[Data items]
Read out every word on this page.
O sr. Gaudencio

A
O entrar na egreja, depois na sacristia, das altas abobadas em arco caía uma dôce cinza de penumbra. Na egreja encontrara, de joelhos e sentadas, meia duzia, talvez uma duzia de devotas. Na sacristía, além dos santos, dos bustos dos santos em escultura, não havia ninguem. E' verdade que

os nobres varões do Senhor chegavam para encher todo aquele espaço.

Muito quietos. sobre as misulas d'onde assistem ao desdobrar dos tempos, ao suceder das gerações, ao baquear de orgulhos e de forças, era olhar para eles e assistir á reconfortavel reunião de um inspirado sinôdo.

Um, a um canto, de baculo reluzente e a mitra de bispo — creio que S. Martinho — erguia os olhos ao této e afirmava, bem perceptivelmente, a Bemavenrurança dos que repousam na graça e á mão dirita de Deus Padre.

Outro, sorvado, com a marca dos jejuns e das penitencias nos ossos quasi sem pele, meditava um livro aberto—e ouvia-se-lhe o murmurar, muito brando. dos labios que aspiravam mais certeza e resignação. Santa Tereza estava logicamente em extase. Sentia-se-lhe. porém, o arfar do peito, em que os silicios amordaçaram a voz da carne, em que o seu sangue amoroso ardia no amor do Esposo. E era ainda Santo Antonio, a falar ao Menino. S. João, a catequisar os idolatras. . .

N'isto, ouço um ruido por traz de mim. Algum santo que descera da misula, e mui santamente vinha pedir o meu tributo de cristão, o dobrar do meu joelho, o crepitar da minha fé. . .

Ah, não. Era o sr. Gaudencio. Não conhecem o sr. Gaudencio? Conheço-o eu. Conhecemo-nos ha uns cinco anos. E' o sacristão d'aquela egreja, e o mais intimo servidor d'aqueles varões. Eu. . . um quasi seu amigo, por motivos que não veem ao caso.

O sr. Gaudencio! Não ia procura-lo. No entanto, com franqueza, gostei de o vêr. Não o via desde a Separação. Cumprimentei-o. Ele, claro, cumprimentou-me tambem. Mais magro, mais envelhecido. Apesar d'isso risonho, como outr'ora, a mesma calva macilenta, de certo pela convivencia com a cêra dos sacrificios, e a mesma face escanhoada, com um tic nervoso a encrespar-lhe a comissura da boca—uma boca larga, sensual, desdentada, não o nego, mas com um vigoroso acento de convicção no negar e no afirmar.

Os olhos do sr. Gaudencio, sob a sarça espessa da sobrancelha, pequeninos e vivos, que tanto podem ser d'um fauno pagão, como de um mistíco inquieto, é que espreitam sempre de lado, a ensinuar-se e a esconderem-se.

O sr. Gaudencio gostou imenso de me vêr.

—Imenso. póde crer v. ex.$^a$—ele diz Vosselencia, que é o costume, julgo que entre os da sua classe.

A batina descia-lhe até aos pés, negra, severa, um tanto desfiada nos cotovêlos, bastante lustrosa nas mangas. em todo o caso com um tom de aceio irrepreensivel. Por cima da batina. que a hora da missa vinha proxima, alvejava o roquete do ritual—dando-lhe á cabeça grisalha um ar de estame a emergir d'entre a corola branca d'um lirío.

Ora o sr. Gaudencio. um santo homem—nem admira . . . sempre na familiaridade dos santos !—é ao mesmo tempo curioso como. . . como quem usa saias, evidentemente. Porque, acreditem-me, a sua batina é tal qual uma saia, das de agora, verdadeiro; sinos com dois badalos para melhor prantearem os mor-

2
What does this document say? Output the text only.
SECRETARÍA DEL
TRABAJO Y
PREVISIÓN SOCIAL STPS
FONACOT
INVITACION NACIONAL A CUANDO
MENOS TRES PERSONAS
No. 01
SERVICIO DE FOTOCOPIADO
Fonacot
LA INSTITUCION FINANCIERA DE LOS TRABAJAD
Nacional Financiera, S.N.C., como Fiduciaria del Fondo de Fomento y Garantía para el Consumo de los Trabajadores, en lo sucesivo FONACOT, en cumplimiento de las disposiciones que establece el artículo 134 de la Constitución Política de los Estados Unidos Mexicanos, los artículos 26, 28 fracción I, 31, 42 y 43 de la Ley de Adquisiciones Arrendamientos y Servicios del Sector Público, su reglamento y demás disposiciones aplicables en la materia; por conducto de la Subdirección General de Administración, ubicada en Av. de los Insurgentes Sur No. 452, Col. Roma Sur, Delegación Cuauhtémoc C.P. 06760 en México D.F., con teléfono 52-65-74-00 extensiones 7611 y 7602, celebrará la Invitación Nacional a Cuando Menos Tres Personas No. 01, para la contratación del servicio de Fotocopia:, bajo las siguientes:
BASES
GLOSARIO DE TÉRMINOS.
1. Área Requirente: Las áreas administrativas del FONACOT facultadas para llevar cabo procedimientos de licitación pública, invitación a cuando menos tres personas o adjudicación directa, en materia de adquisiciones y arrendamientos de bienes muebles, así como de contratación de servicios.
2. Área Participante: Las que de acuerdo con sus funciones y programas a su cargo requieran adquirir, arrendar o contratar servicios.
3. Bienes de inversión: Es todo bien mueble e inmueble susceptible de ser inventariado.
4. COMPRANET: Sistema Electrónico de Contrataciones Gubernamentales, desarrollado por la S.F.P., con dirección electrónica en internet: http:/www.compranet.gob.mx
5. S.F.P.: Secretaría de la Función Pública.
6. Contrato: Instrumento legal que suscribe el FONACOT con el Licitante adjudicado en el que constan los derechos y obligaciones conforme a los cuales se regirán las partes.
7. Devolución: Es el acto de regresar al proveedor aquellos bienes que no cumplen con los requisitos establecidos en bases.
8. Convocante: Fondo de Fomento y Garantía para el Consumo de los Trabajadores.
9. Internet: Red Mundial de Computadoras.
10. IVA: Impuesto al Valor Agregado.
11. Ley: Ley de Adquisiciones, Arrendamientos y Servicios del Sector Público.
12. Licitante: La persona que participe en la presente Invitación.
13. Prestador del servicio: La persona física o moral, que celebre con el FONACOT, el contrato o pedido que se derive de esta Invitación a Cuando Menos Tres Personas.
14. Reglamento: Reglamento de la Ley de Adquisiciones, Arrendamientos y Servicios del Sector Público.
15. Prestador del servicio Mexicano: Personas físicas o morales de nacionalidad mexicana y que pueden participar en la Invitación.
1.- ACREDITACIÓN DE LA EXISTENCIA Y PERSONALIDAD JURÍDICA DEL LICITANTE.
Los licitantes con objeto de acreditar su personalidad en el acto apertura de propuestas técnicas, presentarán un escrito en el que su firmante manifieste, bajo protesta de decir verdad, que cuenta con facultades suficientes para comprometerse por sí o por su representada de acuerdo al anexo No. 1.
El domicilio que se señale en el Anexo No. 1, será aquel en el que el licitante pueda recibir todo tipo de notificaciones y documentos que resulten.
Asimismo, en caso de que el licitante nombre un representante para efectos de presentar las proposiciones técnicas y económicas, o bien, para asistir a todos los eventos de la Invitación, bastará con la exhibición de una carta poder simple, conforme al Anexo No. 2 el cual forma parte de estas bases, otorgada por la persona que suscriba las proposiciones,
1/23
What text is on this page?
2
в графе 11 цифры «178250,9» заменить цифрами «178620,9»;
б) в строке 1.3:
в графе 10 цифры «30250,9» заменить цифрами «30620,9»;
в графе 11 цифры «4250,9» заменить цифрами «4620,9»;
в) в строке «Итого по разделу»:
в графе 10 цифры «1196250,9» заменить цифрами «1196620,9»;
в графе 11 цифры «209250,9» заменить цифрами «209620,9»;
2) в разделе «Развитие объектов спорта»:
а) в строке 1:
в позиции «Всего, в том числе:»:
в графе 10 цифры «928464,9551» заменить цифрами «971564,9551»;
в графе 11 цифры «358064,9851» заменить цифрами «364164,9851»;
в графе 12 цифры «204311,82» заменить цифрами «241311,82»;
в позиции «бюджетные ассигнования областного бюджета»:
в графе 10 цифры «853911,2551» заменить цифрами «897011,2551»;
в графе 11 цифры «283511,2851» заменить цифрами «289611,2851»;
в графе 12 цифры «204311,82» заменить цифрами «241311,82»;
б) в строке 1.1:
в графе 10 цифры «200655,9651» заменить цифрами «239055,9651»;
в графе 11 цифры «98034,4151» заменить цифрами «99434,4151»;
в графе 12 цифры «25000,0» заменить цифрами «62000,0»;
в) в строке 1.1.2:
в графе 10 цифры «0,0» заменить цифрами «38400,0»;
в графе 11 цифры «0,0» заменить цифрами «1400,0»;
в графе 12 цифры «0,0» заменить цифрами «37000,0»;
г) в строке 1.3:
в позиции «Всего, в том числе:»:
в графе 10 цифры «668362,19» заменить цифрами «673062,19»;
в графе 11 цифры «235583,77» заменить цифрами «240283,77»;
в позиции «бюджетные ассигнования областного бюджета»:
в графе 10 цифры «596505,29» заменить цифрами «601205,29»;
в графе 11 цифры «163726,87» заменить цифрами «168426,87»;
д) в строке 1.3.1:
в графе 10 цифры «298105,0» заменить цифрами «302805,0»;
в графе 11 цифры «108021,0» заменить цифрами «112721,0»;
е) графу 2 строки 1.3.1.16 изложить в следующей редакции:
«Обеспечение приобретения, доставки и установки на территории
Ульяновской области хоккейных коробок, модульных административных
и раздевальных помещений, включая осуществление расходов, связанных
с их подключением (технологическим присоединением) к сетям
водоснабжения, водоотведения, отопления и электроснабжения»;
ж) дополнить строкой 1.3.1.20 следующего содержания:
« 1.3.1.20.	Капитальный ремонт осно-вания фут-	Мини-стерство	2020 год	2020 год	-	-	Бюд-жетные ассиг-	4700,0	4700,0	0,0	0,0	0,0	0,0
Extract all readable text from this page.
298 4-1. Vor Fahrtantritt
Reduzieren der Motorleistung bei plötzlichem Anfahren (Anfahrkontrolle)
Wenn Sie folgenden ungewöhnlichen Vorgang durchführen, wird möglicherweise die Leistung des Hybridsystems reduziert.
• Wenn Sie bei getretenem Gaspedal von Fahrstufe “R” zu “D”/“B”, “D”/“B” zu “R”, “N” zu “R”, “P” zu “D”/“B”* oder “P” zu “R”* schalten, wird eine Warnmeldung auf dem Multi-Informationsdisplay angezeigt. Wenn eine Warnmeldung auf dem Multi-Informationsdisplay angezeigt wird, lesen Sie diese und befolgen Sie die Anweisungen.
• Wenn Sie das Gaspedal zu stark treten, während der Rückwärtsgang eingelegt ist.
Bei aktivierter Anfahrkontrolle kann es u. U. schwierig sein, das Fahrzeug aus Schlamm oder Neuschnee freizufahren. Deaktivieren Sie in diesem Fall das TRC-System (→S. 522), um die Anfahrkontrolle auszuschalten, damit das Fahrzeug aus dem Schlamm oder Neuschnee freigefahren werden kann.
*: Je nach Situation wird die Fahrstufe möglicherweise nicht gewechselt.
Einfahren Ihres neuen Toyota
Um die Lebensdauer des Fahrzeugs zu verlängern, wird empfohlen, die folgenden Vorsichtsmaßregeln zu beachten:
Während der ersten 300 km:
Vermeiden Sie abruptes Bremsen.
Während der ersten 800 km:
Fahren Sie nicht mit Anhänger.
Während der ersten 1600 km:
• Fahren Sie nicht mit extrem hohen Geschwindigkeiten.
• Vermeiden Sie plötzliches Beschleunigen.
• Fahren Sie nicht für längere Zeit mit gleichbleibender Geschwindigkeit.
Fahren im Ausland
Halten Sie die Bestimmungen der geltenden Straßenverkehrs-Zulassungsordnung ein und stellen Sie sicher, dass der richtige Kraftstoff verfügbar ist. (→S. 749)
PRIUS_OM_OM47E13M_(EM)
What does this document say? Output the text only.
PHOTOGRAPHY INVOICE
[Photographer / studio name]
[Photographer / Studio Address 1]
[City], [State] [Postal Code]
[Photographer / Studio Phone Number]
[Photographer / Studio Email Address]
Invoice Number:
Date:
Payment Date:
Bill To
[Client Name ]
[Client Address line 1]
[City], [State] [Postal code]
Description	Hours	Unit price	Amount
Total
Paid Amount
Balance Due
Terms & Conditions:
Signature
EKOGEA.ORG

_Objective_
Where a line in the material above holds "Garantía", copy that line.

_In response_
Nacional Financiera, S.N.C., como Fiduciaria del Fondo de Fomento y Garantía para el Consumo de los Trabajadores, en lo sucesivo FONACOT, en cumplimiento de las disposiciones que establece el artículo 134 de la Constitución Política de los Estados Unidos Mexicanos, los artículos 26, 28 fracción I, 31, 42 y 43 de la Ley de Adquisiciones Arrendamientos y Servicios del Sector Público, su reglamento y demás disposiciones aplicables en la materia; por conducto de la Subdirección General de Administración, ubicada en Av. de los Insurgentes Sur No. 452, Col. Roma Sur, Delegación Cuauhtémoc C.P. 06760 en México D.F., con teléfono 52-65-74-00 extensiones 7611 y 7602, celebrará la Invitación Nacional a Cuando Menos Tres Personas No. 01, para la contratación del servicio de Fotocopia:, bajo las siguientes:
8. Convocante: Fondo de Fomento y Garantía para el Consumo de los Trabajadores.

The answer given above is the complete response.